* [PROBLEM REQUIREMENTS] Read the lines below and count those that have the word "دارد". Respond with the number only.

* [RECORDS FOR THIS EXERCISE]
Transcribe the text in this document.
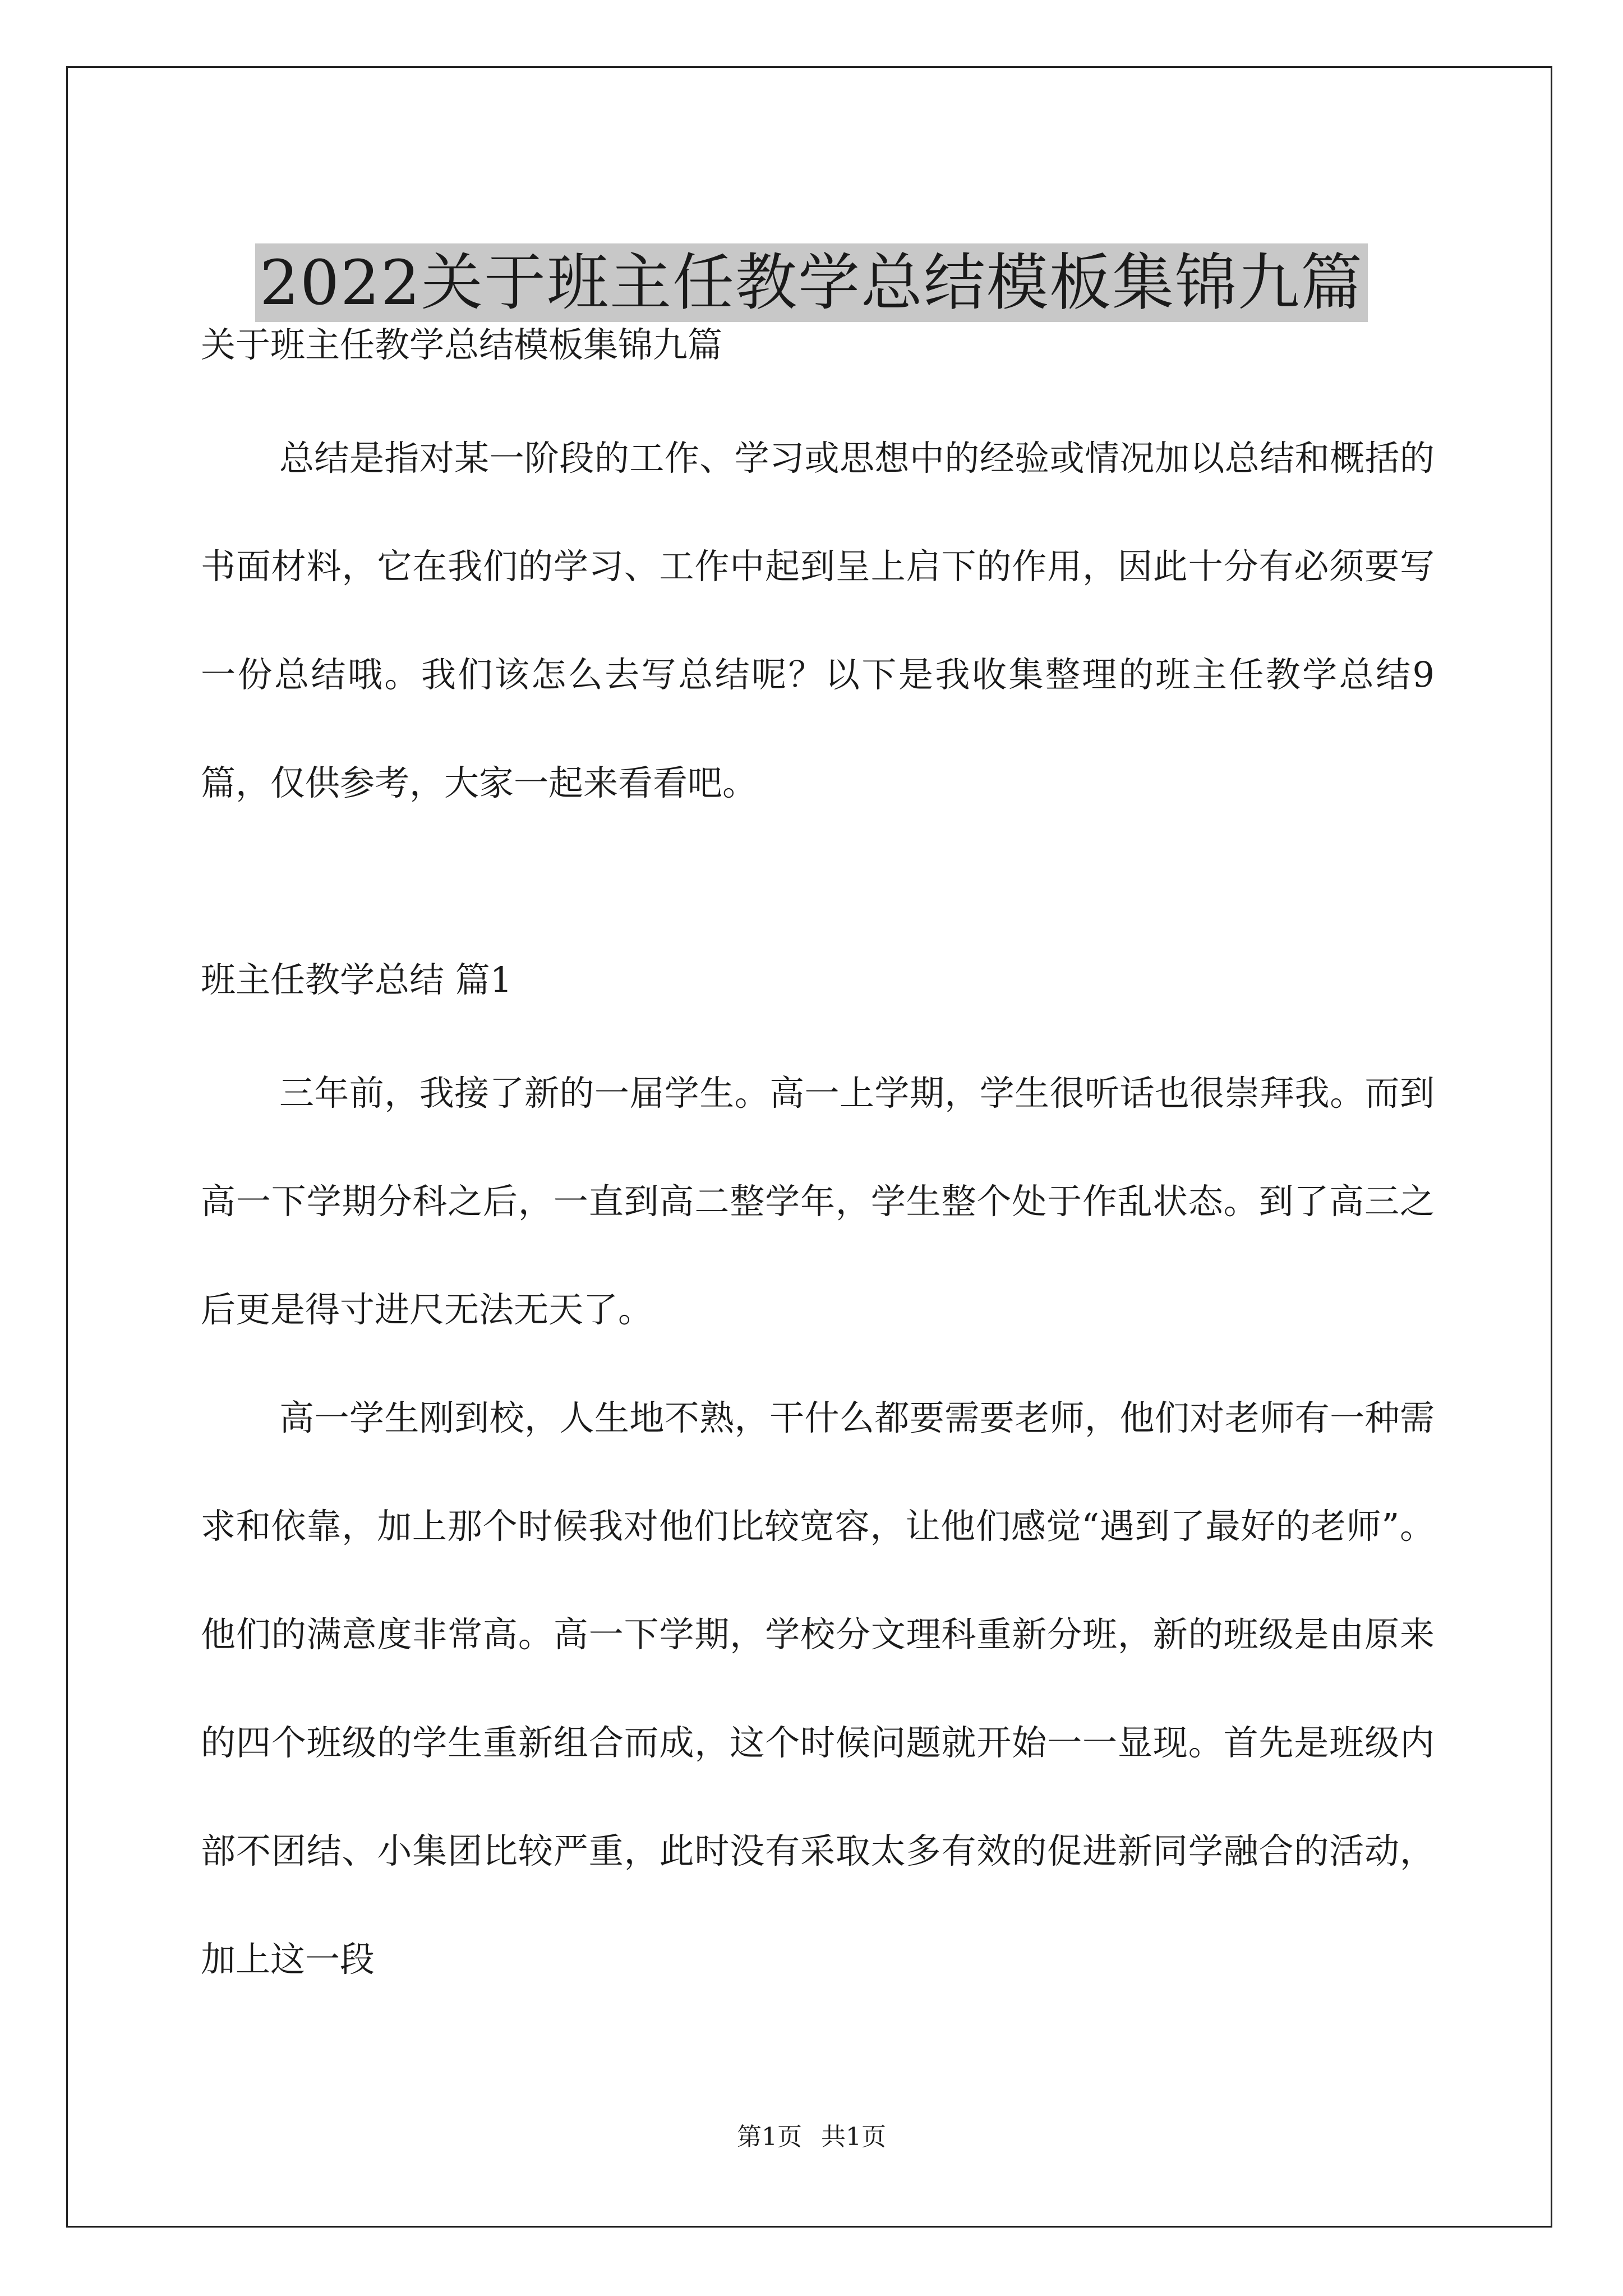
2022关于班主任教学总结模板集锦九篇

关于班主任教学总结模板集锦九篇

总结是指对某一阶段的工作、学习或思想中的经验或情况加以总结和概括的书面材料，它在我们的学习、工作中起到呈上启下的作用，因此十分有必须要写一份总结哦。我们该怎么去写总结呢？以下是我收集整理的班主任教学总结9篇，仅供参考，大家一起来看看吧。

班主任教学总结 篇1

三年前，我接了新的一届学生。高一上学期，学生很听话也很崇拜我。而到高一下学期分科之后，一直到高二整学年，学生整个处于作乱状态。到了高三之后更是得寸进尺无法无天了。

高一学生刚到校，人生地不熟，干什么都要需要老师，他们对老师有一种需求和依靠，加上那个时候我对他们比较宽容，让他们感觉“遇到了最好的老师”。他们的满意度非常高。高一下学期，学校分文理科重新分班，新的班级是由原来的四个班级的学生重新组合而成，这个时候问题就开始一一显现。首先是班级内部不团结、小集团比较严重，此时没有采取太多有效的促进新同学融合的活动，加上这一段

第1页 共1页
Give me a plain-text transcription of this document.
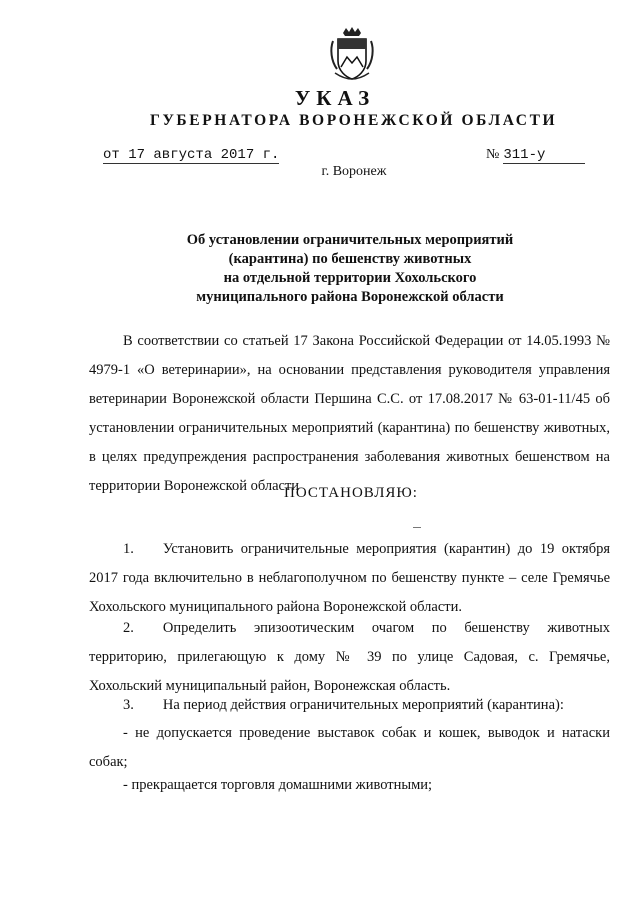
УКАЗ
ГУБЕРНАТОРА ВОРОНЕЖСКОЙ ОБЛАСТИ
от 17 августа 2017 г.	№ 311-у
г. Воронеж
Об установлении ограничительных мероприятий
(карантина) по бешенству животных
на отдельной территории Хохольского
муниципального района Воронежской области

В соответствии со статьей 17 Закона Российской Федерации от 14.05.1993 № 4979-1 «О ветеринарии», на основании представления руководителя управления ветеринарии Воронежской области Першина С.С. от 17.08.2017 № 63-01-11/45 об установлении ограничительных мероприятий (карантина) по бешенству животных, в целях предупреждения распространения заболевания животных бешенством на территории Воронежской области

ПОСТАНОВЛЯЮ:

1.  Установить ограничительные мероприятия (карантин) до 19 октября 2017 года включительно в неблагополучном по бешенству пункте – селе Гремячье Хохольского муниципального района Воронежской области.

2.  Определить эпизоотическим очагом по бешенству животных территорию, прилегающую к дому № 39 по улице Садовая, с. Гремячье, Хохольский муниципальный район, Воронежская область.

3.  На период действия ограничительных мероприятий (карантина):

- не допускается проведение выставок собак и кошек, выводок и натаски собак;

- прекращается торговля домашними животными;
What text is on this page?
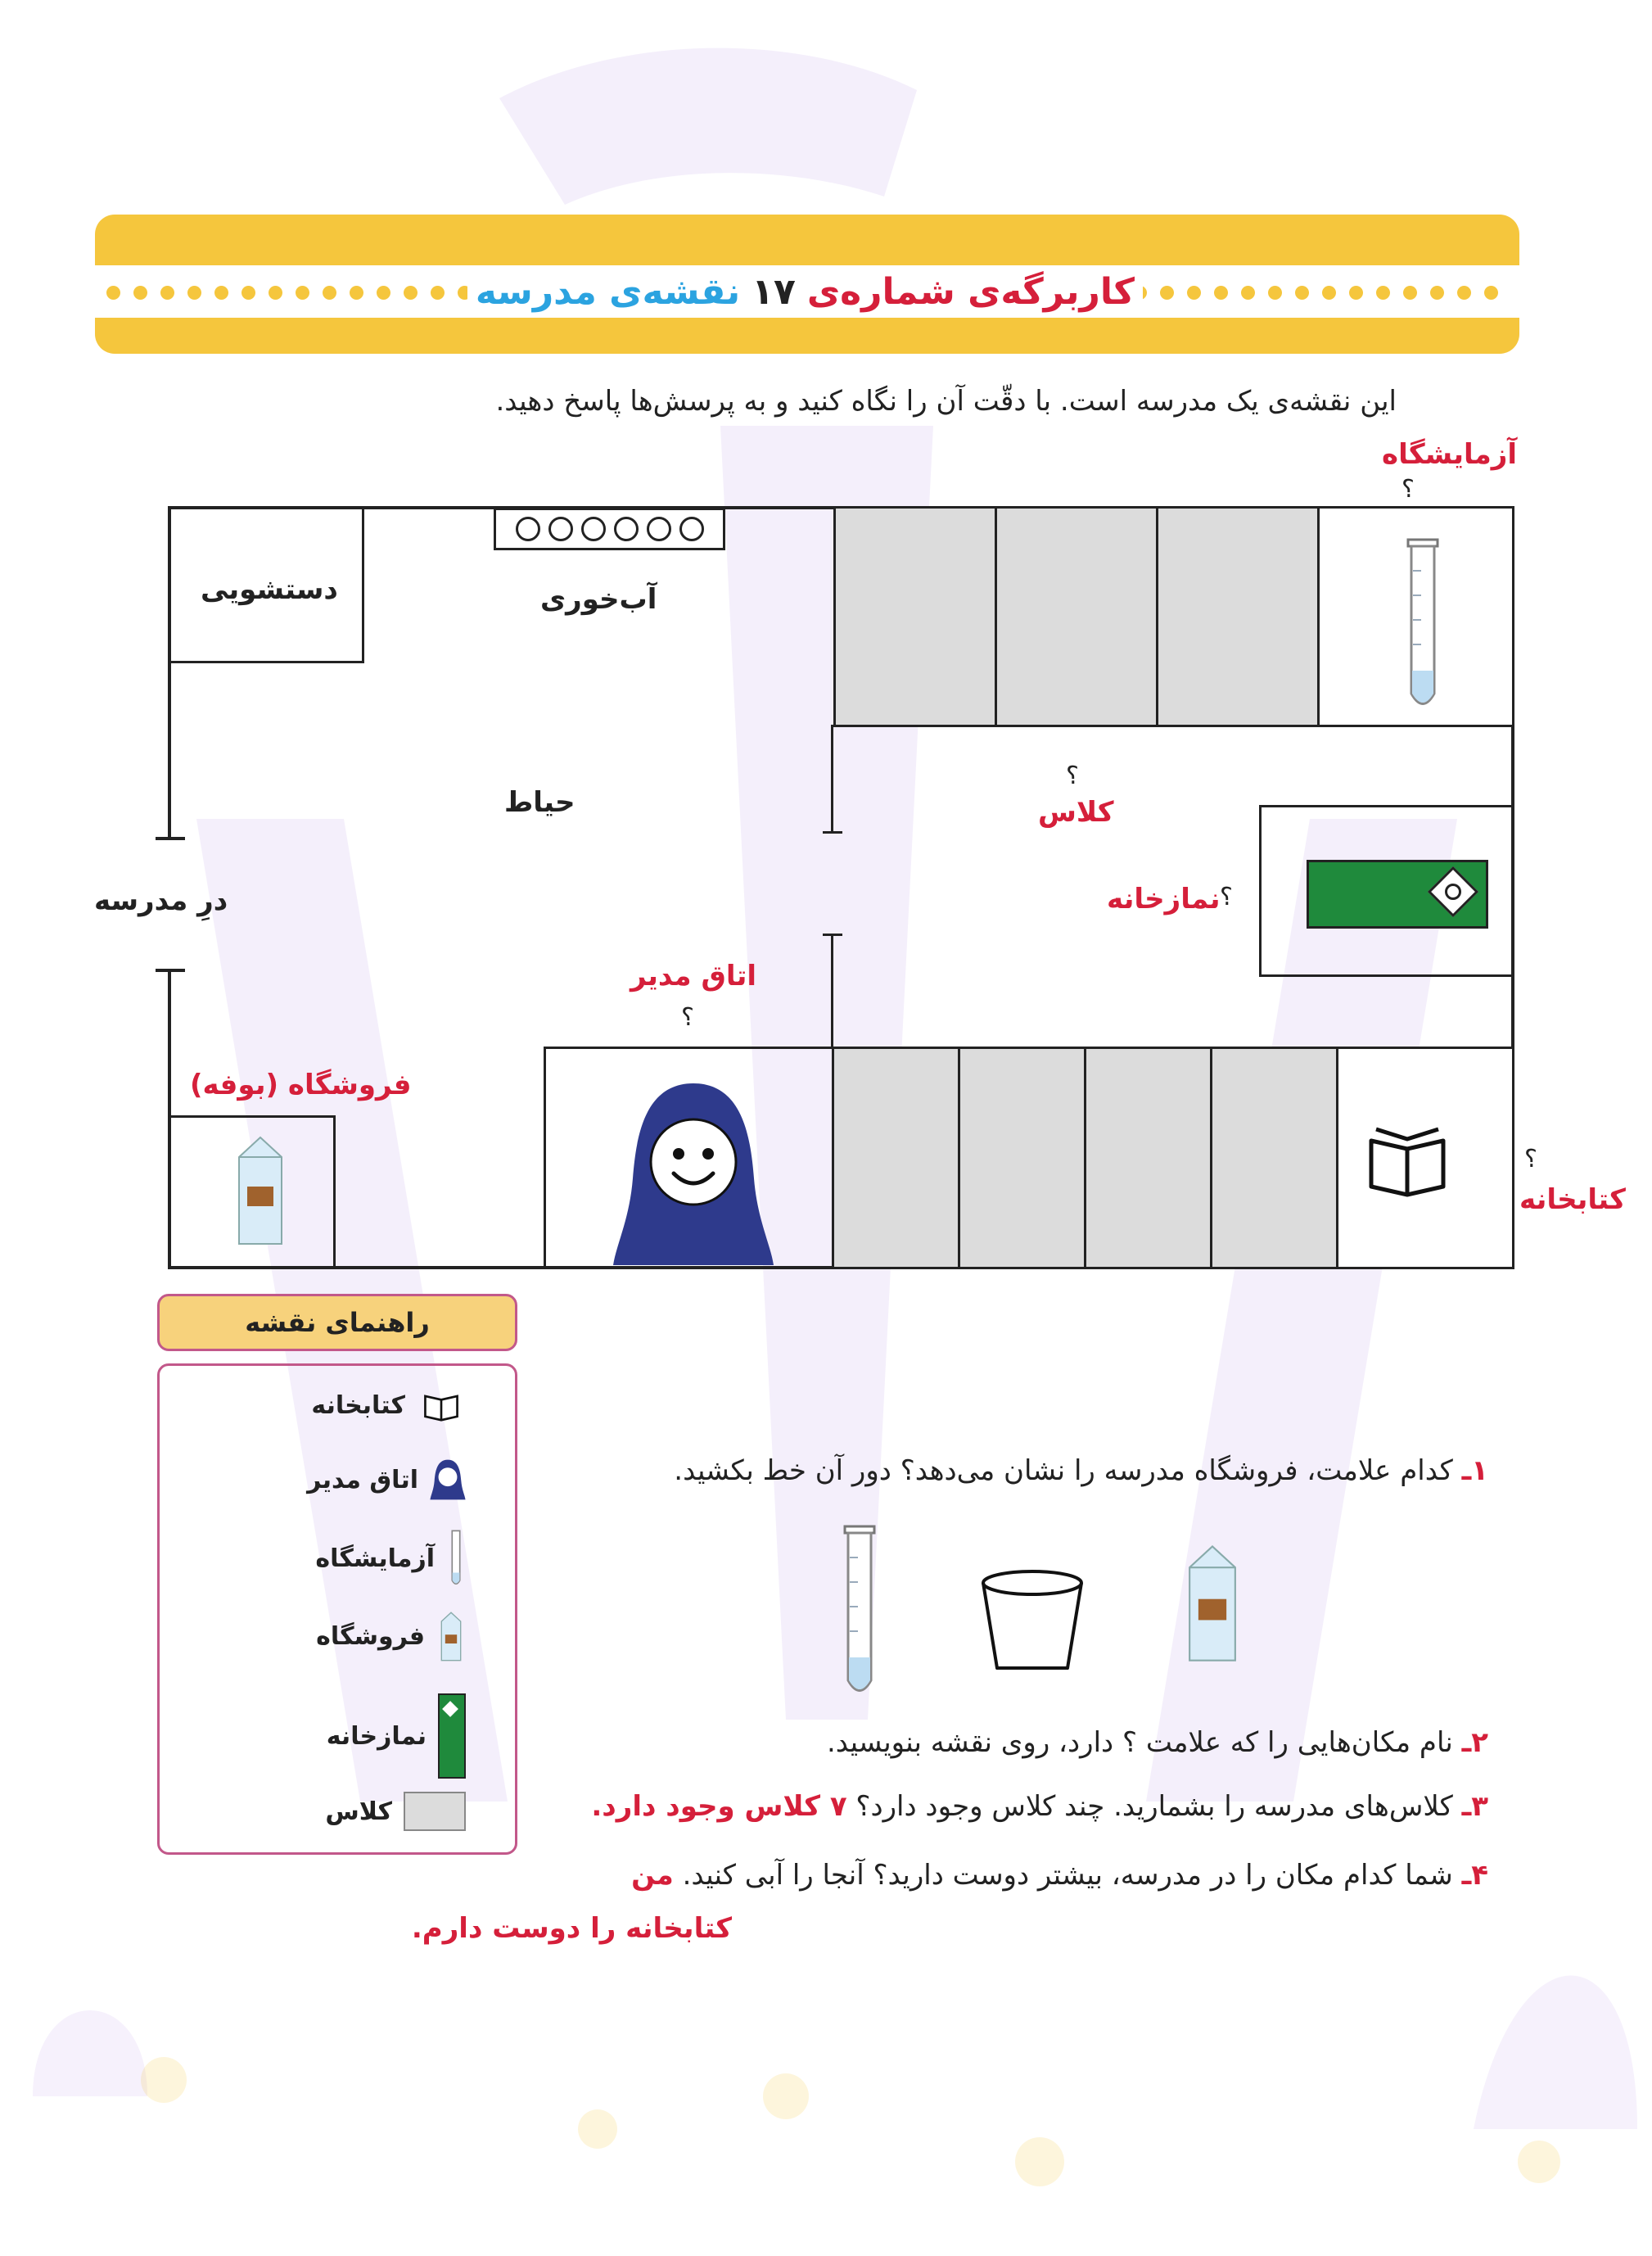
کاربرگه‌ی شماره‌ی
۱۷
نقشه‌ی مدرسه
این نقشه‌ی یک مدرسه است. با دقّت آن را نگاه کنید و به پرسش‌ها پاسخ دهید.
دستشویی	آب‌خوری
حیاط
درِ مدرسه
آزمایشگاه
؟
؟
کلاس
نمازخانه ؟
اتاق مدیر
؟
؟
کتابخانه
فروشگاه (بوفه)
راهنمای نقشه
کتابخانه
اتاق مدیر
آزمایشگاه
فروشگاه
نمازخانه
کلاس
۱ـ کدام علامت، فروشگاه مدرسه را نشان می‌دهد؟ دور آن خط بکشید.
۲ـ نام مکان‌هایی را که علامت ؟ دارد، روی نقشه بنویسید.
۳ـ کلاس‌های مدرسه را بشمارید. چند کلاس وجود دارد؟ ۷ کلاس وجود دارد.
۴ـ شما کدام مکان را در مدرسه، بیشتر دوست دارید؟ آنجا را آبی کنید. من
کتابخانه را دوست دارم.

* [COMPLETE ANSWER] 2